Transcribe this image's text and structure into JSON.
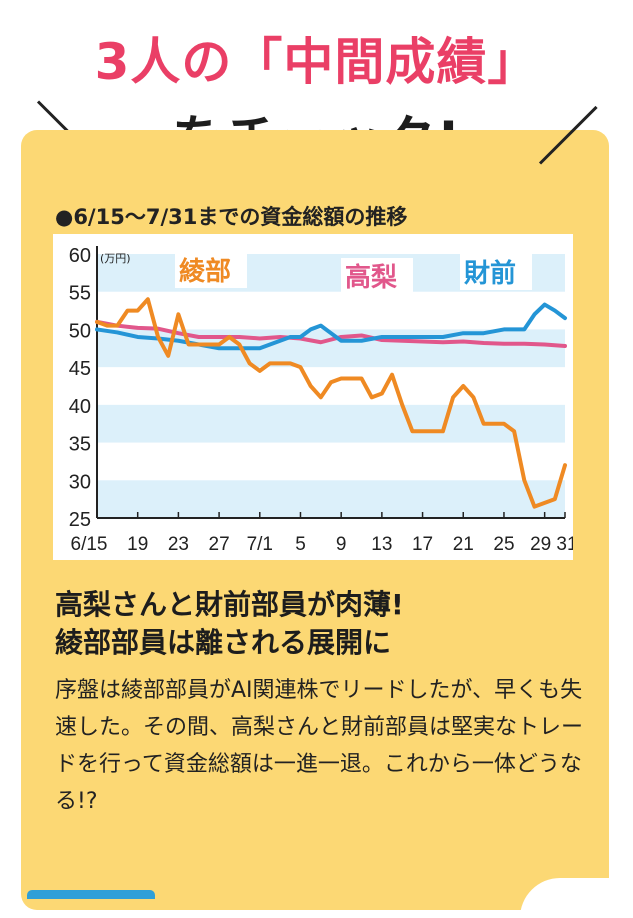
{
  "headline": {
    "line1": "3人の「中間成績」",
    "line2": "をチェック!"
  },
  "colors": {
    "accent_pink": "#ea3f66",
    "panel_yellow": "#fcd874",
    "ayabe": "#ef8a23",
    "takanashi": "#e1578b",
    "zaizen": "#2495d6",
    "band": "#dcf0fa"
  },
  "chart_data": {
    "type": "line",
    "title": "●6/15〜7/31までの資金総額の推移",
    "unit_label": "(万円)",
    "ylim": [
      25,
      60
    ],
    "y_ticks": [
      60,
      55,
      50,
      45,
      40,
      35,
      30,
      25
    ],
    "x_ticks": [
      "6/15",
      "19",
      "23",
      "27",
      "7/1",
      "5",
      "9",
      "13",
      "17",
      "21",
      "25",
      "29",
      "31"
    ],
    "x_tick_days": [
      0,
      4,
      8,
      12,
      16,
      20,
      24,
      28,
      32,
      36,
      40,
      44,
      46
    ],
    "series": [
      {
        "name": "綾部",
        "color": "#ef8a23",
        "x": [
          0,
          1,
          2,
          3,
          4,
          5,
          6,
          7,
          8,
          9,
          10,
          11,
          12,
          13,
          14,
          15,
          16,
          17,
          18,
          19,
          20,
          21,
          22,
          23,
          24,
          25,
          26,
          27,
          28,
          29,
          30,
          31,
          32,
          33,
          34,
          35,
          36,
          37,
          38,
          39,
          40,
          41,
          42,
          43,
          44,
          45,
          46
        ],
        "y": [
          51,
          50.5,
          50.5,
          52.5,
          52.5,
          54,
          49,
          46.5,
          52,
          48,
          48,
          48,
          48,
          49,
          48,
          45.5,
          44.5,
          45.5,
          45.5,
          45.5,
          45,
          42.5,
          41,
          43,
          43.5,
          43.5,
          43.5,
          41,
          41.5,
          44,
          40,
          36.5,
          36.5,
          36.5,
          36.5,
          41,
          42.5,
          41,
          37.5,
          37.5,
          37.5,
          36.5,
          30,
          26.5,
          27,
          27.5,
          32
        ]
      },
      {
        "name": "高梨",
        "color": "#e1578b",
        "x": [
          0,
          2,
          4,
          6,
          8,
          10,
          12,
          14,
          16,
          18,
          20,
          22,
          24,
          26,
          28,
          30,
          32,
          34,
          36,
          38,
          40,
          42,
          44,
          46
        ],
        "y": [
          51,
          50.5,
          50.2,
          50.1,
          49.5,
          49,
          49,
          49,
          48.8,
          49,
          48.8,
          48.3,
          49,
          49.2,
          48.6,
          48.5,
          48.4,
          48.3,
          48.4,
          48.2,
          48.1,
          48.1,
          48.0,
          47.8
        ]
      },
      {
        "name": "財前",
        "color": "#2495d6",
        "x": [
          0,
          2,
          4,
          6,
          8,
          10,
          12,
          14,
          16,
          18,
          19,
          20,
          21,
          22,
          23,
          24,
          26,
          28,
          30,
          32,
          34,
          36,
          38,
          40,
          42,
          43,
          44,
          45,
          46
        ],
        "y": [
          50,
          49.6,
          49,
          48.8,
          48.5,
          48,
          47.5,
          47.5,
          47.5,
          48.5,
          49,
          49,
          50,
          50.5,
          49.5,
          48.5,
          48.5,
          49,
          49,
          49,
          49,
          49.5,
          49.5,
          50,
          50,
          52,
          53.3,
          52.5,
          51.5
        ]
      }
    ],
    "grid_bands": true,
    "legend": "inline-labels"
  },
  "summary": {
    "title_line1": "高梨さんと財前部員が肉薄!",
    "title_line2": "綾部部員は離される展開に",
    "body": "序盤は綾部部員がAI関連株でリードしたが、早くも失速した。その間、高梨さんと財前部員は堅実なトレードを行って資金総額は一進一退。これから一体どうなる!?"
  }
}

STATED GOAL: Each line in the records above should be reproduced exactly; images are not copied.

EXERCISE RESULT:
Transcribe this image's text and structure into JSON.
{
  "headline": {
    "line1": "3人の「中間成績」",
    "line2": "をチェック!"
  },
  "colors": {
    "accent_pink": "#ea3f66",
    "panel_yellow": "#fcd874",
    "ayabe": "#ef8a23",
    "takanashi": "#e1578b",
    "zaizen": "#2495d6",
    "band": "#dcf0fa"
  },
  "chart_data": {
    "type": "line",
    "title": "●6/15〜7/31までの資金総額の推移",
    "unit_label": "(万円)",
    "ylim": [
      25,
      60
    ],
    "y_ticks": [
      60,
      55,
      50,
      45,
      40,
      35,
      30,
      25
    ],
    "x_ticks": [
      "6/15",
      "19",
      "23",
      "27",
      "7/1",
      "5",
      "9",
      "13",
      "17",
      "21",
      "25",
      "29",
      "31"
    ],
    "x_tick_days": [
      0,
      4,
      8,
      12,
      16,
      20,
      24,
      28,
      32,
      36,
      40,
      44,
      46
    ],
    "series": [
      {
        "name": "綾部",
        "color": "#ef8a23",
        "x": [
          0,
          1,
          2,
          3,
          4,
          5,
          6,
          7,
          8,
          9,
          10,
          11,
          12,
          13,
          14,
          15,
          16,
          17,
          18,
          19,
          20,
          21,
          22,
          23,
          24,
          25,
          26,
          27,
          28,
          29,
          30,
          31,
          32,
          33,
          34,
          35,
          36,
          37,
          38,
          39,
          40,
          41,
          42,
          43,
          44,
          45,
          46
        ],
        "y": [
          51,
          50.5,
          50.5,
          52.5,
          52.5,
          54,
          49,
          46.5,
          52,
          48,
          48,
          48,
          48,
          49,
          48,
          45.5,
          44.5,
          45.5,
          45.5,
          45.5,
          45,
          42.5,
          41,
          43,
          43.5,
          43.5,
          43.5,
          41,
          41.5,
          44,
          40,
          36.5,
          36.5,
          36.5,
          36.5,
          41,
          42.5,
          41,
          37.5,
          37.5,
          37.5,
          36.5,
          30,
          26.5,
          27,
          27.5,
          32
        ]
      },
      {
        "name": "高梨",
        "color": "#e1578b",
        "x": [
          0,
          2,
          4,
          6,
          8,
          10,
          12,
          14,
          16,
          18,
          20,
          22,
          24,
          26,
          28,
          30,
          32,
          34,
          36,
          38,
          40,
          42,
          44,
          46
        ],
        "y": [
          51,
          50.5,
          50.2,
          50.1,
          49.5,
          49,
          49,
          49,
          48.8,
          49,
          48.8,
          48.3,
          49,
          49.2,
          48.6,
          48.5,
          48.4,
          48.3,
          48.4,
          48.2,
          48.1,
          48.1,
          48.0,
          47.8
        ]
      },
      {
        "name": "財前",
        "color": "#2495d6",
        "x": [
          0,
          2,
          4,
          6,
          8,
          10,
          12,
          14,
          16,
          18,
          19,
          20,
          21,
          22,
          23,
          24,
          26,
          28,
          30,
          32,
          34,
          36,
          38,
          40,
          42,
          43,
          44,
          45,
          46
        ],
        "y": [
          50,
          49.6,
          49,
          48.8,
          48.5,
          48,
          47.5,
          47.5,
          47.5,
          48.5,
          49,
          49,
          50,
          50.5,
          49.5,
          48.5,
          48.5,
          49,
          49,
          49,
          49,
          49.5,
          49.5,
          50,
          50,
          52,
          53.3,
          52.5,
          51.5
        ]
      }
    ],
    "grid_bands": true,
    "legend": "inline-labels"
  },
  "summary": {
    "title_line1": "高梨さんと財前部員が肉薄!",
    "title_line2": "綾部部員は離される展開に",
    "body": "序盤は綾部部員がAI関連株でリードしたが、早くも失速した。その間、高梨さんと財前部員は堅実なトレードを行って資金総額は一進一退。これから一体どうなる!?"
  }
}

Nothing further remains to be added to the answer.